Exercise objective:
Below is a block of records; repeat all of them exactly.

===== Provided records

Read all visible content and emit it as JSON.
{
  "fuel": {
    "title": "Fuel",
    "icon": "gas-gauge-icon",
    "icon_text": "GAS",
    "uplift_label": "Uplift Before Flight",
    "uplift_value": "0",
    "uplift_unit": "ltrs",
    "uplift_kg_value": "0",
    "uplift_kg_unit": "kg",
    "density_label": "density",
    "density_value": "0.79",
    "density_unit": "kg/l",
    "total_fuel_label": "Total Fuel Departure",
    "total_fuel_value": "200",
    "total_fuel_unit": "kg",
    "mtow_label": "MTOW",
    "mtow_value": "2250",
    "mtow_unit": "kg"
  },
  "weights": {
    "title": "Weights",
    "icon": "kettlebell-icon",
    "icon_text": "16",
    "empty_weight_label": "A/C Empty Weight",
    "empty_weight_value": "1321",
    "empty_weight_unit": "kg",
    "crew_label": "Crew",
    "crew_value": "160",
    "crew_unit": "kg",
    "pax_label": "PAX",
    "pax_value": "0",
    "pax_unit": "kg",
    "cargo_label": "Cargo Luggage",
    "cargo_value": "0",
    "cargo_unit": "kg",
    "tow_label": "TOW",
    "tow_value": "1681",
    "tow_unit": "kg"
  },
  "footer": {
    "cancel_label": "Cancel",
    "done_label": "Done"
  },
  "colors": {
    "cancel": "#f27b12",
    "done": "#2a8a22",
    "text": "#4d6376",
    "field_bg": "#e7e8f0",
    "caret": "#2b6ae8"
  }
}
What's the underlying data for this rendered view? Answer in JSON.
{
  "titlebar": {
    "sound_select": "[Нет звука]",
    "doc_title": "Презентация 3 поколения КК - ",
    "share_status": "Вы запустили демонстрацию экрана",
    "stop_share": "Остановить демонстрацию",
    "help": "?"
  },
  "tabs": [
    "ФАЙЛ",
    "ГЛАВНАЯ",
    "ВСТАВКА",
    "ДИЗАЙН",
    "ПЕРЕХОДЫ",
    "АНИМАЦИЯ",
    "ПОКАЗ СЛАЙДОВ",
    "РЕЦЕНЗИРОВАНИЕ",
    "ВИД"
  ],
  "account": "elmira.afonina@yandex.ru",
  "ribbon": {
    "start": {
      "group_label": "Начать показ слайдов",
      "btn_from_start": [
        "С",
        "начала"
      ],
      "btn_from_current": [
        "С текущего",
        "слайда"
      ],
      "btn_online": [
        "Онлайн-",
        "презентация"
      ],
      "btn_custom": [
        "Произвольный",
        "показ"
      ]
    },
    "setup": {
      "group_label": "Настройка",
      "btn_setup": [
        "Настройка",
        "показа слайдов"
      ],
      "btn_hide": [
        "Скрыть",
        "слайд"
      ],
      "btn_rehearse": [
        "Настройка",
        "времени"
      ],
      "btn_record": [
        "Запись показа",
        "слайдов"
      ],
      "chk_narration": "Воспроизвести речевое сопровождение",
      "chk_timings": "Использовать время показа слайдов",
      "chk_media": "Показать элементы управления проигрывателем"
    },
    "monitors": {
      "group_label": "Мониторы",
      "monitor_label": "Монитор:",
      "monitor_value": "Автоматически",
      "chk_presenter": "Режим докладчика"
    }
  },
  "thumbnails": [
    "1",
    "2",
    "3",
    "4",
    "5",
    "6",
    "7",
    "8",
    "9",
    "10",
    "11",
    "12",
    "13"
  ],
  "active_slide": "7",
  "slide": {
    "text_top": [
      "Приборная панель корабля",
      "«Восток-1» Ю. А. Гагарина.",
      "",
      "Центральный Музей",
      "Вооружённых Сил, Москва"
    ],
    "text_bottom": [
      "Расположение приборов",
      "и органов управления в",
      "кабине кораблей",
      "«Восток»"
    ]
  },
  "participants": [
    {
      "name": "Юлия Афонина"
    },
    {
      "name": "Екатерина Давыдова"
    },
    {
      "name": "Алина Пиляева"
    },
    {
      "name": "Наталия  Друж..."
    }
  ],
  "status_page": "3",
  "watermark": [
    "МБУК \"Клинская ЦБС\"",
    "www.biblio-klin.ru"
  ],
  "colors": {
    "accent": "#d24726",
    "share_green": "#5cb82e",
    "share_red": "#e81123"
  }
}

==========

Result below:
Read all visible content and emit it as JSON.
{
  "fuel": {
    "title": "Fuel",
    "icon": "gas-gauge-icon",
    "icon_text": "GAS",
    "uplift_label": "Uplift Before Flight",
    "uplift_value": "0",
    "uplift_unit": "ltrs",
    "uplift_kg_value": "0",
    "uplift_kg_unit": "kg",
    "density_label": "density",
    "density_value": "0.79",
    "density_unit": "kg/l",
    "total_fuel_label": "Total Fuel Departure",
    "total_fuel_value": "200",
    "total_fuel_unit": "kg",
    "mtow_label": "MTOW",
    "mtow_value": "2250",
    "mtow_unit": "kg"
  },
  "weights": {
    "title": "Weights",
    "icon": "kettlebell-icon",
    "icon_text": "16",
    "empty_weight_label": "A/C Empty Weight",
    "empty_weight_value": "1321",
    "empty_weight_unit": "kg",
    "crew_label": "Crew",
    "crew_value": "160",
    "crew_unit": "kg",
    "pax_label": "PAX",
    "pax_value": "0",
    "pax_unit": "kg",
    "cargo_label": "Cargo Luggage",
    "cargo_value": "0",
    "cargo_unit": "kg",
    "tow_label": "TOW",
    "tow_value": "1681",
    "tow_unit": "kg"
  },
  "footer": {
    "cancel_label": "Cancel",
    "done_label": "Done"
  },
  "colors": {
    "cancel": "#f27b12",
    "done": "#2a8a22",
    "text": "#4d6376",
    "field_bg": "#e7e8f0",
    "caret": "#2b6ae8"
  }
}
What's the underlying data for this rendered view? Answer in JSON.
{
  "titlebar": {
    "sound_select": "[Нет звука]",
    "doc_title": "Презентация 3 поколения КК - ",
    "share_status": "Вы запустили демонстрацию экрана",
    "stop_share": "Остановить демонстрацию",
    "help": "?"
  },
  "tabs": [
    "ФАЙЛ",
    "ГЛАВНАЯ",
    "ВСТАВКА",
    "ДИЗАЙН",
    "ПЕРЕХОДЫ",
    "АНИМАЦИЯ",
    "ПОКАЗ СЛАЙДОВ",
    "РЕЦЕНЗИРОВАНИЕ",
    "ВИД"
  ],
  "account": "elmira.afonina@yandex.ru",
  "ribbon": {
    "start": {
      "group_label": "Начать показ слайдов",
      "btn_from_start": [
        "С",
        "начала"
      ],
      "btn_from_current": [
        "С текущего",
        "слайда"
      ],
      "btn_online": [
        "Онлайн-",
        "презентация"
      ],
      "btn_custom": [
        "Произвольный",
        "показ"
      ]
    },
    "setup": {
      "group_label": "Настройка",
      "btn_setup": [
        "Настройка",
        "показа слайдов"
      ],
      "btn_hide": [
        "Скрыть",
        "слайд"
      ],
      "btn_rehearse": [
        "Настройка",
        "времени"
      ],
      "btn_record": [
        "Запись показа",
        "слайдов"
      ],
      "chk_narration": "Воспроизвести речевое сопровождение",
      "chk_timings": "Использовать время показа слайдов",
      "chk_media": "Показать элементы управления проигрывателем"
    },
    "monitors": {
      "group_label": "Мониторы",
      "monitor_label": "Монитор:",
      "monitor_value": "Автоматически",
      "chk_presenter": "Режим докладчика"
    }
  },
  "thumbnails": [
    "1",
    "2",
    "3",
    "4",
    "5",
    "6",
    "7",
    "8",
    "9",
    "10",
    "11",
    "12",
    "13"
  ],
  "active_slide": "7",
  "slide": {
    "text_top": [
      "Приборная панель корабля",
      "«Восток-1» Ю. А. Гагарина.",
      "",
      "Центральный Музей",
      "Вооружённых Сил, Москва"
    ],
    "text_bottom": [
      "Расположение приборов",
      "и органов управления в",
      "кабине кораблей",
      "«Восток»"
    ]
  },
  "participants": [
    {
      "name": "Юлия Афонина"
    },
    {
      "name": "Екатерина Давыдова"
    },
    {
      "name": "Алина Пиляева"
    },
    {
      "name": "Наталия  Друж..."
    }
  ],
  "status_page": "3",
  "watermark": [
    "МБУК \"Клинская ЦБС\"",
    "www.biblio-klin.ru"
  ],
  "colors": {
    "accent": "#d24726",
    "share_green": "#5cb82e",
    "share_red": "#e81123"
  }
}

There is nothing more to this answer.